*REQUIREMENT:*
Select from the data all lines with the word "title".

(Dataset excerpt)
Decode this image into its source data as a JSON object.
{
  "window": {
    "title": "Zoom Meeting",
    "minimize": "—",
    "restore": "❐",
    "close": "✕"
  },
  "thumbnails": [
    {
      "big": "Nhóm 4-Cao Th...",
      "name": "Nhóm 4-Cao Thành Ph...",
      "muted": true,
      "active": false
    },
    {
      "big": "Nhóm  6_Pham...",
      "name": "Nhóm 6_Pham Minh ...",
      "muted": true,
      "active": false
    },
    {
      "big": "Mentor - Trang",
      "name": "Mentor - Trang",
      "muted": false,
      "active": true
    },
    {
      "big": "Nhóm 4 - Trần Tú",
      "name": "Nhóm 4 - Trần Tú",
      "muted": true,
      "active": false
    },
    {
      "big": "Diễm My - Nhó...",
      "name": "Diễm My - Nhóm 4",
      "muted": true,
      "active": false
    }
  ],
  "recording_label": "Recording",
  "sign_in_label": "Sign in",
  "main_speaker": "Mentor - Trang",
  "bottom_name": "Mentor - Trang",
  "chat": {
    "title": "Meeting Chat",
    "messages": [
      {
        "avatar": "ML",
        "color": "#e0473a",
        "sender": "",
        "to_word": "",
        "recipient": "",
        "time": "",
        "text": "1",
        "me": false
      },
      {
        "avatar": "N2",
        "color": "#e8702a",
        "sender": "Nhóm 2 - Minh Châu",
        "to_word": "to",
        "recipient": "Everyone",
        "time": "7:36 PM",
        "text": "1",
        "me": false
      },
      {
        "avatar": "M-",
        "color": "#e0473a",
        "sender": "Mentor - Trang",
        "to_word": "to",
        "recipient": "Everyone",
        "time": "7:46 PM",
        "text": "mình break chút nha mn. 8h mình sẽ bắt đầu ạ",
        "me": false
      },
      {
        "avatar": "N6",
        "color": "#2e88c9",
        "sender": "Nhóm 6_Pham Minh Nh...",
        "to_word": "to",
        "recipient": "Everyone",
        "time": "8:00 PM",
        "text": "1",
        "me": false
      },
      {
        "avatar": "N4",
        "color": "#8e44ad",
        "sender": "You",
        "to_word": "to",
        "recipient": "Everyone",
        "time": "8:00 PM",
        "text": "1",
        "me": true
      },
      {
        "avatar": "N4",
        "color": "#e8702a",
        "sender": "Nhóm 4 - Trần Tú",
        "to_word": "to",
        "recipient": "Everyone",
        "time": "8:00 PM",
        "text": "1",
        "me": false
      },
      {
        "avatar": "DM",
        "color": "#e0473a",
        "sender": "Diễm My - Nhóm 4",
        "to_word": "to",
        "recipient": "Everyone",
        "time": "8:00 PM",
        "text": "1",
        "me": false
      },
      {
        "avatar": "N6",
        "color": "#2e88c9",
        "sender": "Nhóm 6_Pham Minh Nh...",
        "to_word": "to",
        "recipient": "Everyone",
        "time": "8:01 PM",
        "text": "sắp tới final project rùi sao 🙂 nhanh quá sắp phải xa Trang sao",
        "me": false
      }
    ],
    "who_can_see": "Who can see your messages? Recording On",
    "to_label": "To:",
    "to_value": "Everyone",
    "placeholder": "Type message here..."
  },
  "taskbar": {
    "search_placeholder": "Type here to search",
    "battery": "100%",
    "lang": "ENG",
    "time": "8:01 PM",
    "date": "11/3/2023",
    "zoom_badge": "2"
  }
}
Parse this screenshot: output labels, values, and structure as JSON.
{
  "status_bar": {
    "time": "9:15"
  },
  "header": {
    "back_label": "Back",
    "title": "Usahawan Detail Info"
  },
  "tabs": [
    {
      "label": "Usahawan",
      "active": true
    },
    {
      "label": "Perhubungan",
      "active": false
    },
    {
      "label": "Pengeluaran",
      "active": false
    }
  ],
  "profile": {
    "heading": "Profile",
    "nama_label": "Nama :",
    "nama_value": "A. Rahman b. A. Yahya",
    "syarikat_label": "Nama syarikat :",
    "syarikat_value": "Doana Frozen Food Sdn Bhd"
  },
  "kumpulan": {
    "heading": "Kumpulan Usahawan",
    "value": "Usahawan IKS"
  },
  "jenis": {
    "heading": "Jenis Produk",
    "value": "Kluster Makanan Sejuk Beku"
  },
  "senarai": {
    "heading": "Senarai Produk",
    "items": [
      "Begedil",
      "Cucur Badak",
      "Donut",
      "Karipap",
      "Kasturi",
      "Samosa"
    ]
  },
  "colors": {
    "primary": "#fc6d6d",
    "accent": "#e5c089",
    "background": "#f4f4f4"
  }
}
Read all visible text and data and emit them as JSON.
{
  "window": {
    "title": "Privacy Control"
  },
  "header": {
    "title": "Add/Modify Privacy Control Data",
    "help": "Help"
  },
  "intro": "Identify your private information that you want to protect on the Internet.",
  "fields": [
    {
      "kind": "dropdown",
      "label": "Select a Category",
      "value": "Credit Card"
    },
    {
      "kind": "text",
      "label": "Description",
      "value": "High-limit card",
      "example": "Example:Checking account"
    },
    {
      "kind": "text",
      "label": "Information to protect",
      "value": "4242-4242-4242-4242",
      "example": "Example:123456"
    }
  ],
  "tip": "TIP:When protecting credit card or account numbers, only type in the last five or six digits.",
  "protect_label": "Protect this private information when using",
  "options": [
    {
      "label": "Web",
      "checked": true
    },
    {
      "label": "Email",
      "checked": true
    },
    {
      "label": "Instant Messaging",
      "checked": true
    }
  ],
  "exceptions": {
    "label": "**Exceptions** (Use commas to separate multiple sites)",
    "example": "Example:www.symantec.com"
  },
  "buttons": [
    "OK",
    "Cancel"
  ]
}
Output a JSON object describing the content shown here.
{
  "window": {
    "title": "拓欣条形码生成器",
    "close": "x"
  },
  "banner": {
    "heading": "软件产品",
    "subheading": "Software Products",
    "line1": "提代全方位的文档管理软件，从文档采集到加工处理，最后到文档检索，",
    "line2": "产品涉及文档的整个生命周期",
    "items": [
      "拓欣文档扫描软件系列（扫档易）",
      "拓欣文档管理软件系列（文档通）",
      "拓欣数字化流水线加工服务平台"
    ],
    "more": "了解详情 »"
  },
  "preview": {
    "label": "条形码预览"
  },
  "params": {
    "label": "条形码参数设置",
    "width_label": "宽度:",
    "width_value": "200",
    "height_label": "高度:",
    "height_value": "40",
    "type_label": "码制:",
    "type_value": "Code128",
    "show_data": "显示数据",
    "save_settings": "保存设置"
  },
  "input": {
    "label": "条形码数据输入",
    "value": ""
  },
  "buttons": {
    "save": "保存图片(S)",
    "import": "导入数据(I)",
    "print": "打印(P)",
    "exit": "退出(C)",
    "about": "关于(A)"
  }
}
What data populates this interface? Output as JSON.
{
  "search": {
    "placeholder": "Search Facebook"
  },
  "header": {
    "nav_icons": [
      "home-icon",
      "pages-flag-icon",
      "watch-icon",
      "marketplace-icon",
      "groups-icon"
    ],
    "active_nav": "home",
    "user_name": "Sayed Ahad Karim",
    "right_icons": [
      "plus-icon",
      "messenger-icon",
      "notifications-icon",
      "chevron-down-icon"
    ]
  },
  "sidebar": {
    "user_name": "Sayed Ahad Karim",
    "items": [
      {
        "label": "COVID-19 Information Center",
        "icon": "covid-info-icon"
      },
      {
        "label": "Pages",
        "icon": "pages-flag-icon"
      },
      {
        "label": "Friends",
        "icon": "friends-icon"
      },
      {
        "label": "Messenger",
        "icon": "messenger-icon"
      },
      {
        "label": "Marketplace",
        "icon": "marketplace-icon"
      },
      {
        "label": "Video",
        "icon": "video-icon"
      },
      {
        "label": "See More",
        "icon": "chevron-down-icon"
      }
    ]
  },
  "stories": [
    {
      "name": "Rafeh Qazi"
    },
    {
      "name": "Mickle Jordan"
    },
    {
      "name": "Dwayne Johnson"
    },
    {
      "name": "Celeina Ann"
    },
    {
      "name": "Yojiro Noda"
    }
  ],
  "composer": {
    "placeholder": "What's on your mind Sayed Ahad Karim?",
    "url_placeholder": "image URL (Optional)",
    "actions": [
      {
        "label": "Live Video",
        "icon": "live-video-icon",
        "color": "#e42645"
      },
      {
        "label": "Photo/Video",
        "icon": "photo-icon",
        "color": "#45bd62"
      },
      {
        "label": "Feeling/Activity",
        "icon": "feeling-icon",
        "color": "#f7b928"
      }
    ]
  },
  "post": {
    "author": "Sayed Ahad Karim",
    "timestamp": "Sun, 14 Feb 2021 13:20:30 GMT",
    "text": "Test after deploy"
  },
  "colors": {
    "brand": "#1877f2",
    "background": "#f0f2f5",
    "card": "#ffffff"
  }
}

*RESULT BELOW:*
    "title": "Zoom Meeting",
    "title": "Meeting Chat",
    "title": "Usahawan Detail Info"
    "title": "Privacy Control"
    "title": "Add/Modify Privacy Control Data",
    "title": "拓欣条形码生成器",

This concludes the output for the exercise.